Task brief: Word for word, copy all the data and drop the pictures.

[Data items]
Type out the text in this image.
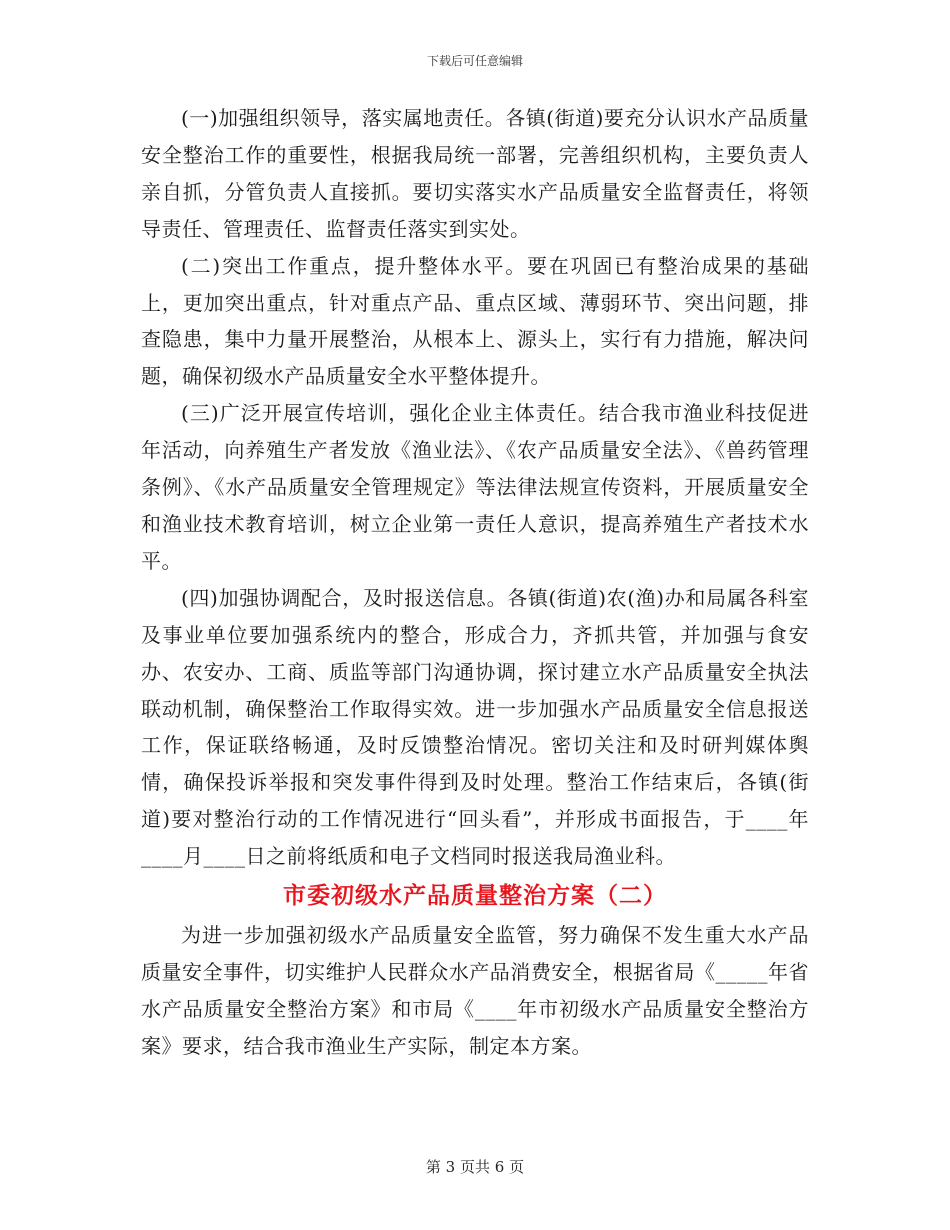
下载后可任意编辑

(一)加强组织领导，落实属地责任。各镇(街道)要充分认识水产品质量安全整治工作的重要性，根据我局统一部署，完善组织机构，主要负责人亲自抓，分管负责人直接抓。要切实落实水产品质量安全监督责任，将领导责任、管理责任、监督责任落实到实处。

(二)突出工作重点，提升整体水平。要在巩固已有整治成果的基础上，更加突出重点，针对重点产品、重点区域、薄弱环节、突出问题，排查隐患，集中力量开展整治，从根本上、源头上，实行有力措施，解决问题，确保初级水产品质量安全水平整体提升。

(三)广泛开展宣传培训，强化企业主体责任。结合我市渔业科技促进年活动，向养殖生产者发放《渔业法》、《农产品质量安全法》、《兽药管理条例》、《水产品质量安全管理规定》等法律法规宣传资料，开展质量安全和渔业技术教育培训，树立企业第一责任人意识，提高养殖生产者技术水平。

(四)加强协调配合，及时报送信息。各镇(街道)农(渔)办和局属各科室及事业单位要加强系统内的整合，形成合力，齐抓共管，并加强与食安办、农安办、工商、质监等部门沟通协调，探讨建立水产品质量安全执法联动机制，确保整治工作取得实效。进一步加强水产品质量安全信息报送工作，保证联络畅通，及时反馈整治情况。密切关注和及时研判媒体舆情，确保投诉举报和突发事件得到及时处理。整治工作结束后，各镇(街道)要对整治行动的工作情况进行“回头看”，并形成书面报告，于____年____月____日之前将纸质和电子文档同时报送我局渔业科。

市委初级水产品质量整治方案（二）

为进一步加强初级水产品质量安全监管，努力确保不发生重大水产品质量安全事件，切实维护人民群众水产品消费安全，根据省局《_____年省水产品质量安全整治方案》和市局《____年市初级水产品质量安全整治方案》要求，结合我市渔业生产实际，制定本方案。

第 3 页共 6 页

Output of the exercise:
Type out the text in this image.
下载后可任意编辑

(一)加强组织领导，落实属地责任。各镇(街道)要充分认识水产品质量安全整治工作的重要性，根据我局统一部署，完善组织机构，主要负责人亲自抓，分管负责人直接抓。要切实落实水产品质量安全监督责任，将领导责任、管理责任、监督责任落实到实处。

(二)突出工作重点，提升整体水平。要在巩固已有整治成果的基础上，更加突出重点，针对重点产品、重点区域、薄弱环节、突出问题，排查隐患，集中力量开展整治，从根本上、源头上，实行有力措施，解决问题，确保初级水产品质量安全水平整体提升。

(三)广泛开展宣传培训，强化企业主体责任。结合我市渔业科技促进年活动，向养殖生产者发放《渔业法》、《农产品质量安全法》、《兽药管理条例》、《水产品质量安全管理规定》等法律法规宣传资料，开展质量安全和渔业技术教育培训，树立企业第一责任人意识，提高养殖生产者技术水平。

(四)加强协调配合，及时报送信息。各镇(街道)农(渔)办和局属各科室及事业单位要加强系统内的整合，形成合力，齐抓共管，并加强与食安办、农安办、工商、质监等部门沟通协调，探讨建立水产品质量安全执法联动机制，确保整治工作取得实效。进一步加强水产品质量安全信息报送工作，保证联络畅通，及时反馈整治情况。密切关注和及时研判媒体舆情，确保投诉举报和突发事件得到及时处理。整治工作结束后，各镇(街道)要对整治行动的工作情况进行“回头看”，并形成书面报告，于____年____月____日之前将纸质和电子文档同时报送我局渔业科。

市委初级水产品质量整治方案（二）

为进一步加强初级水产品质量安全监管，努力确保不发生重大水产品质量安全事件，切实维护人民群众水产品消费安全，根据省局《_____年省水产品质量安全整治方案》和市局《____年市初级水产品质量安全整治方案》要求，结合我市渔业生产实际，制定本方案。

第 3 页共 6 页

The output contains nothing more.